Produce an exact copy of all the data below, dropping every image.

▶ [Listed records]

■ ■ ■ ■ ■ ■ ■

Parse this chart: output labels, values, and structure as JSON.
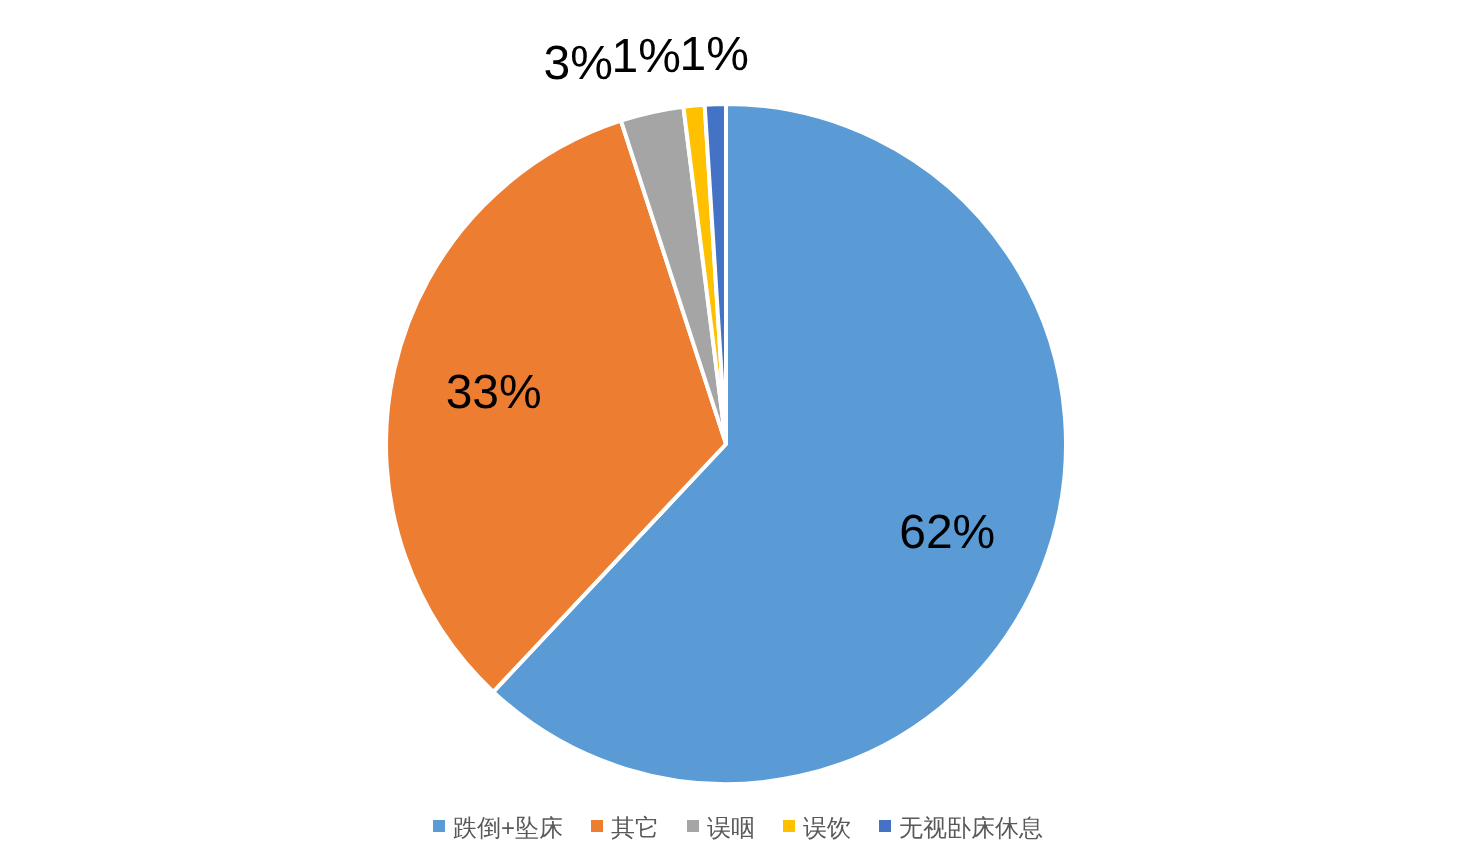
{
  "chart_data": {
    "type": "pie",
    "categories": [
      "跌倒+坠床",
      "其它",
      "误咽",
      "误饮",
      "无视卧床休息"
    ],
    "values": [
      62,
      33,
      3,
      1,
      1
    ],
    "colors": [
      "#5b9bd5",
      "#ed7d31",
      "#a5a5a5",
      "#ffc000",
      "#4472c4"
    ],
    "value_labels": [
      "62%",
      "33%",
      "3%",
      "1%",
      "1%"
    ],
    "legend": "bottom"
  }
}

■ ■ ■ ■ ■ ■ ■

▶ [Answer below]
Parse this chart: output labels, values, and structure as JSON.
{
  "chart_data": {
    "type": "pie",
    "categories": [
      "跌倒+坠床",
      "其它",
      "误咽",
      "误饮",
      "无视卧床休息"
    ],
    "values": [
      62,
      33,
      3,
      1,
      1
    ],
    "colors": [
      "#5b9bd5",
      "#ed7d31",
      "#a5a5a5",
      "#ffc000",
      "#4472c4"
    ],
    "value_labels": [
      "62%",
      "33%",
      "3%",
      "1%",
      "1%"
    ],
    "legend": "bottom"
  }
}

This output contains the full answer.